* Given problem
Print the entries below word for word; the pictures stay out of your copy.

Entries from a dataset:
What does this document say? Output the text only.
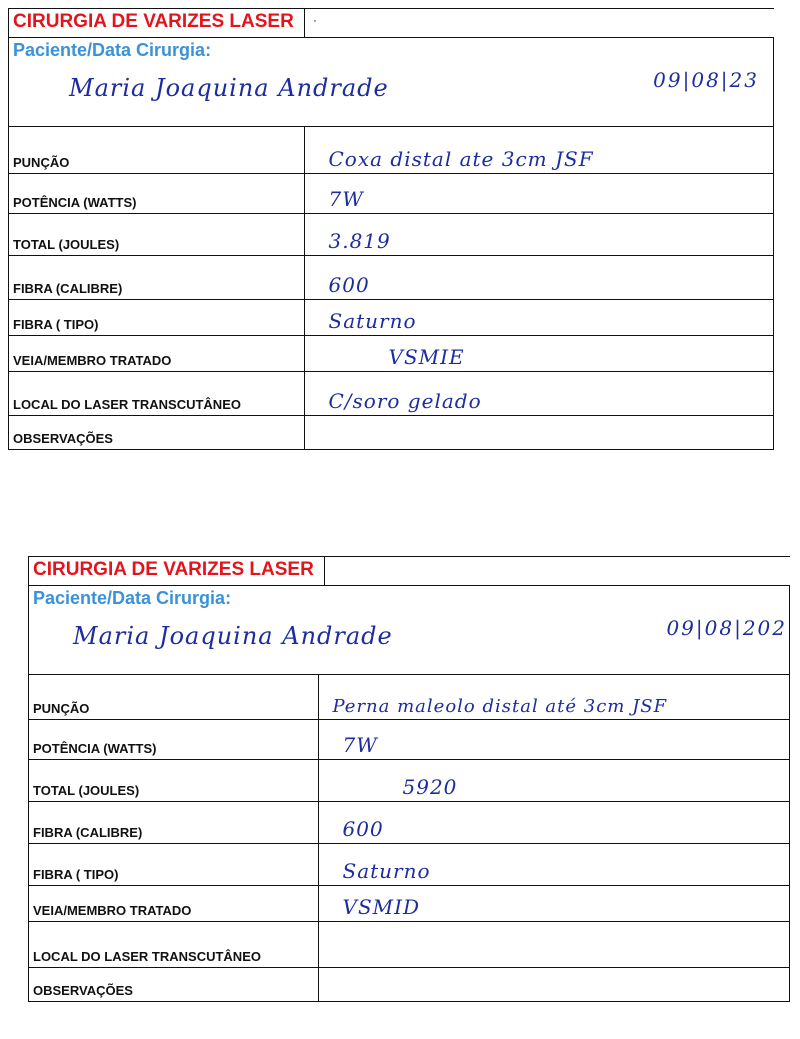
CIRURGIA DE VARIZES LASER	·
Paciente/Data Cirurgia:
Maria Joaquina Andrade	09|08|23
PUNÇÃO	Coxa distal ate 3cm JSF
POTÊNCIA (WATTS)	7W
TOTAL (JOULES)	3.819
FIBRA (CALIBRE)	600
FIBRA ( TIPO)	Saturno
VEIA/MEMBRO TRATADO	VSMIE
LOCAL DO LASER TRANSCUTÂNEO	C/soro gelado
OBSERVAÇÕES	
CIRURGIA DE VARIZES LASER
Paciente/Data Cirurgia:
Maria Joaquina Andrade	09|08|202
PUNÇÃO	Perna maleolo distal até 3cm JSF
POTÊNCIA (WATTS)	7W
TOTAL (JOULES)	5920
FIBRA (CALIBRE)	600
FIBRA ( TIPO)	Saturno
VEIA/MEMBRO TRATADO	VSMID
LOCAL DO LASER TRANSCUTÂNEO	
OBSERVAÇÕES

* Response to this task
What does this document say? Output the text only.
CIRURGIA DE VARIZES LASER	·
Paciente/Data Cirurgia:
Maria Joaquina Andrade	09|08|23
PUNÇÃO	Coxa distal ate 3cm JSF
POTÊNCIA (WATTS)	7W
TOTAL (JOULES)	3.819
FIBRA (CALIBRE)	600
FIBRA ( TIPO)	Saturno
VEIA/MEMBRO TRATADO	VSMIE
LOCAL DO LASER TRANSCUTÂNEO	C/soro gelado
OBSERVAÇÕES	
CIRURGIA DE VARIZES LASER
Paciente/Data Cirurgia:
Maria Joaquina Andrade	09|08|202
PUNÇÃO	Perna maleolo distal até 3cm JSF
POTÊNCIA (WATTS)	7W
TOTAL (JOULES)	5920
FIBRA (CALIBRE)	600
FIBRA ( TIPO)	Saturno
VEIA/MEMBRO TRATADO	VSMID
LOCAL DO LASER TRANSCUTÂNEO	
OBSERVAÇÕES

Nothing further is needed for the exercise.